**Short problem**
Transcribe verbatim every line from the line containing "Convert this screenshot" to the end of the entries, including both endpoints. Output nothing beyond those lines.

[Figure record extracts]
::::::
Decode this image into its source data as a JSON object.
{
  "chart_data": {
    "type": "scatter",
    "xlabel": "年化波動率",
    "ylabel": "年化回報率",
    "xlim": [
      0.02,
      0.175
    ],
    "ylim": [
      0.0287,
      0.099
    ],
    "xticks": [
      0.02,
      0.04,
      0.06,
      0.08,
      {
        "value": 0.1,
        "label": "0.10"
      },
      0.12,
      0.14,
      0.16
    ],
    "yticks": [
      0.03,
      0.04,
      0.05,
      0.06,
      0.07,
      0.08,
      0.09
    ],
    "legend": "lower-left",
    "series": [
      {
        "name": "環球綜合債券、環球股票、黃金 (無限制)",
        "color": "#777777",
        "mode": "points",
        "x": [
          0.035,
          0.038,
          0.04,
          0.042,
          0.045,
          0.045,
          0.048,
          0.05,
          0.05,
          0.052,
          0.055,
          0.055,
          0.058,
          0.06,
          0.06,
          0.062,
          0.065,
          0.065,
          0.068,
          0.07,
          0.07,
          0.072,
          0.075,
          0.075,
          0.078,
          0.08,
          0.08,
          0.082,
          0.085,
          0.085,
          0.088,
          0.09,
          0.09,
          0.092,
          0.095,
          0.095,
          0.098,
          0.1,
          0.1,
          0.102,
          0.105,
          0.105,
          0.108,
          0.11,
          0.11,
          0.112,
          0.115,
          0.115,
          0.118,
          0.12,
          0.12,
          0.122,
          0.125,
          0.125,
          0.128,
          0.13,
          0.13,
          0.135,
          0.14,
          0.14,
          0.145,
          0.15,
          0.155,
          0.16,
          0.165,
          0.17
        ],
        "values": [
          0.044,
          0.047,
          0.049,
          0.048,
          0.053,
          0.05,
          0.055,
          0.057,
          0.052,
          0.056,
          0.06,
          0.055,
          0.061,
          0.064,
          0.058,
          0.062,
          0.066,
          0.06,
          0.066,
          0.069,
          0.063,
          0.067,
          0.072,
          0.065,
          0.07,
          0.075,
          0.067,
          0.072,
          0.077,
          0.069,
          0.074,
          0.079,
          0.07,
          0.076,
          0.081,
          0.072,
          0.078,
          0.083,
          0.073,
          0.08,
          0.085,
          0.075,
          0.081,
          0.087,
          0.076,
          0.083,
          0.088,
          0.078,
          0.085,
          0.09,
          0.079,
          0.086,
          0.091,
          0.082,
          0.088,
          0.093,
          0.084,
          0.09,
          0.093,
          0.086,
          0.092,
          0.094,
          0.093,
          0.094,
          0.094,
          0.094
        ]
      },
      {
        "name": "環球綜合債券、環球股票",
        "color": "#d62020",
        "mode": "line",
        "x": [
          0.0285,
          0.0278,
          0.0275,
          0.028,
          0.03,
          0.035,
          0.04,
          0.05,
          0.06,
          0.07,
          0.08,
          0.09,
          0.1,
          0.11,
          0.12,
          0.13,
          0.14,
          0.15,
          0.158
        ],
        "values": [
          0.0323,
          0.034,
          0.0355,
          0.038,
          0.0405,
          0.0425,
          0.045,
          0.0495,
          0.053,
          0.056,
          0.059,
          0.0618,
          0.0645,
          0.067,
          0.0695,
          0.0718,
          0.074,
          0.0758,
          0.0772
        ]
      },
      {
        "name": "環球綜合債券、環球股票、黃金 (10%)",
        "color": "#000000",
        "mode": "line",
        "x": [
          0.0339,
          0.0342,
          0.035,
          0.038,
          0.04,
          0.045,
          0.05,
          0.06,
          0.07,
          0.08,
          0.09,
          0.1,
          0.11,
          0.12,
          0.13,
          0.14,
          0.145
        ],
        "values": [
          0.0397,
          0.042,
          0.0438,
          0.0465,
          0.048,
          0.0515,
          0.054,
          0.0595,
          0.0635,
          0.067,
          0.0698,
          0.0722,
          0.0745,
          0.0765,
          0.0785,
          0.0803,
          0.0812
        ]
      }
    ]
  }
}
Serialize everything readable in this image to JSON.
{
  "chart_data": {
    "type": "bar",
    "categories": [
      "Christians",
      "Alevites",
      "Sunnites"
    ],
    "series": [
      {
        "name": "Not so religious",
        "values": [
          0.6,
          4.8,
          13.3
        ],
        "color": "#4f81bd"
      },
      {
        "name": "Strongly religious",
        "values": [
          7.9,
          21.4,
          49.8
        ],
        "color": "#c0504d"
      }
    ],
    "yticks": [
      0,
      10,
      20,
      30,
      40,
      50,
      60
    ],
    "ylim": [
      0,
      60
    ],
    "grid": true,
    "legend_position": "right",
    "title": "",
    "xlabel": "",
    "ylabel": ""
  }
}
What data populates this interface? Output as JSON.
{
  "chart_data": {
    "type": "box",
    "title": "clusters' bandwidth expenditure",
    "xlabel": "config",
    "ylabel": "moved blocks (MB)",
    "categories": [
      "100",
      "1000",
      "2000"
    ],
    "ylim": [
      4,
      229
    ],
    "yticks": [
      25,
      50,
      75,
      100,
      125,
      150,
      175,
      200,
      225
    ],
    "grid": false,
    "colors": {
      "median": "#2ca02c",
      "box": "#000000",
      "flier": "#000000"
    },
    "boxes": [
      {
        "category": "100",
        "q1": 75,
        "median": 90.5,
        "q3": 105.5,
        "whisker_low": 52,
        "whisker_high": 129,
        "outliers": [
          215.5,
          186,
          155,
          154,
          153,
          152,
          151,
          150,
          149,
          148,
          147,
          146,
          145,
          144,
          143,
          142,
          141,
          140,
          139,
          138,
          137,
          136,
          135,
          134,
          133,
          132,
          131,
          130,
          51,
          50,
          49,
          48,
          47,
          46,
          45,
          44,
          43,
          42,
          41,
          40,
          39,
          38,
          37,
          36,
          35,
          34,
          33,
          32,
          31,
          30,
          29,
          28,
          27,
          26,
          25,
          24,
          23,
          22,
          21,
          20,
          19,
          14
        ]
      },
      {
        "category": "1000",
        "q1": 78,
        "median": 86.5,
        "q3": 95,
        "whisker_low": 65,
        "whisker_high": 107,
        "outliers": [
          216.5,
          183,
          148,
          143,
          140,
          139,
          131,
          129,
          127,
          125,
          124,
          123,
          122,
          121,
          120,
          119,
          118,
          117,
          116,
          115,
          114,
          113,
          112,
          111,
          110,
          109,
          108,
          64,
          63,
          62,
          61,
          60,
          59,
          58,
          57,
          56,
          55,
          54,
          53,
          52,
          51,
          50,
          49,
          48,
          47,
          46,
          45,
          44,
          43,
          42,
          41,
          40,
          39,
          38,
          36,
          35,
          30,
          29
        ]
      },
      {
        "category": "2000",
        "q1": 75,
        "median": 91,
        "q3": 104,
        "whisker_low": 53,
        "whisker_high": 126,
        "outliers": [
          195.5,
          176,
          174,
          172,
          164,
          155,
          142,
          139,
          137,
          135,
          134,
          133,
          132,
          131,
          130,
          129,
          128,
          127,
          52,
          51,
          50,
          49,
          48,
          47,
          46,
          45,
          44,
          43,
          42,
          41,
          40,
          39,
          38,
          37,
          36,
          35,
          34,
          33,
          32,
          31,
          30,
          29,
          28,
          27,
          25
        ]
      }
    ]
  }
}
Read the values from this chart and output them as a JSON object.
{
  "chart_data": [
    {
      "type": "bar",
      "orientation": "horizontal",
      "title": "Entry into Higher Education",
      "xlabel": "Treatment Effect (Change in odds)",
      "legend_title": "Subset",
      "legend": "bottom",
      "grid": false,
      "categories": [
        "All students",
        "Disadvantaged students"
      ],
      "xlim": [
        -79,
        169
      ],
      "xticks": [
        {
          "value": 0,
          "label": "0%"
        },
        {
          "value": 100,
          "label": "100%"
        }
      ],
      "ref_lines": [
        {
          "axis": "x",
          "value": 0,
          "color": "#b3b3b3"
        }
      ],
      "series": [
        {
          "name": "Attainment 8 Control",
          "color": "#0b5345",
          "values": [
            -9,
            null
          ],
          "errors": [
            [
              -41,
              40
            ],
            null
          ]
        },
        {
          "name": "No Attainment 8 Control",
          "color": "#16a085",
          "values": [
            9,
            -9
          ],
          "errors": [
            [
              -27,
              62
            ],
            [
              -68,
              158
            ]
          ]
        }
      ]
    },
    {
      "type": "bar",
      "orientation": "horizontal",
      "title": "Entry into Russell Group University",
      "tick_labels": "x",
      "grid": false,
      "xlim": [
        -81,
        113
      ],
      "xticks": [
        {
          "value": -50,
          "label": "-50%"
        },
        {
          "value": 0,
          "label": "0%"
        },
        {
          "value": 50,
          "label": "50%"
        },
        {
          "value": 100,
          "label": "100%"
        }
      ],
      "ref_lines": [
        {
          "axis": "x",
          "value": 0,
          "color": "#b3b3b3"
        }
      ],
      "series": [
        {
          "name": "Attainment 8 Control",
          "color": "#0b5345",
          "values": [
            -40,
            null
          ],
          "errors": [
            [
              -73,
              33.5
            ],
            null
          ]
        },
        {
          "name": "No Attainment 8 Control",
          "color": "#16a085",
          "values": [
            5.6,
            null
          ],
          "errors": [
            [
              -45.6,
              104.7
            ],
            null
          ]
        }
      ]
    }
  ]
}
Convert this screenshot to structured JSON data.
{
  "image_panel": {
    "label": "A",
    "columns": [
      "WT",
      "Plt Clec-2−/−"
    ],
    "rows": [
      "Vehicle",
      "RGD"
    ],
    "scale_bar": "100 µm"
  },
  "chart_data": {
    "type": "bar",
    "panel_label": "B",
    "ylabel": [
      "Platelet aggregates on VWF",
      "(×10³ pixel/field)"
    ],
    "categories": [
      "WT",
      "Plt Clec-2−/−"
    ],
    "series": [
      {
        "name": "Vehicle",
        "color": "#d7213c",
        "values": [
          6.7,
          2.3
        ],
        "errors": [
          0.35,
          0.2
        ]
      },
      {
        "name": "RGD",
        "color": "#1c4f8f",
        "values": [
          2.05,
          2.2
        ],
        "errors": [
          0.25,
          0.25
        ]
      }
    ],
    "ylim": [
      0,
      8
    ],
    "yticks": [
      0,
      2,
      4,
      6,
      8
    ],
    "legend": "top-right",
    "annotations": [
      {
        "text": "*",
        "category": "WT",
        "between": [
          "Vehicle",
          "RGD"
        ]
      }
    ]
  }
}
::::::
**Task output**
Convert this screenshot to structured JSON data.
{
  "image_panel": {
    "label": "A",
    "columns": [
      "WT",
      "Plt Clec-2−/−"
    ],
    "rows": [
      "Vehicle",
      "RGD"
    ],
    "scale_bar": "100 µm"
  },
  "chart_data": {
    "type": "bar",
    "panel_label": "B",
    "ylabel": [
      "Platelet aggregates on VWF",
      "(×10³ pixel/field)"
    ],
    "categories": [
      "WT",
      "Plt Clec-2−/−"
    ],
    "series": [
      {
        "name": "Vehicle",
        "color": "#d7213c",
        "values": [
          6.7,
          2.3
        ],
        "errors": [
          0.35,
          0.2
        ]
      },
      {
        "name": "RGD",
        "color": "#1c4f8f",
        "values": [
          2.05,
          2.2
        ],
        "errors": [
          0.25,
          0.25
        ]
      }
    ],
    "ylim": [
      0,
      8
    ],
    "yticks": [
      0,
      2,
      4,
      6,
      8
    ],
    "legend": "top-right",
    "annotations": [
      {
        "text": "*",
        "category": "WT",
        "between": [
          "Vehicle",
          "RGD"
        ]
      }
    ]
  }
}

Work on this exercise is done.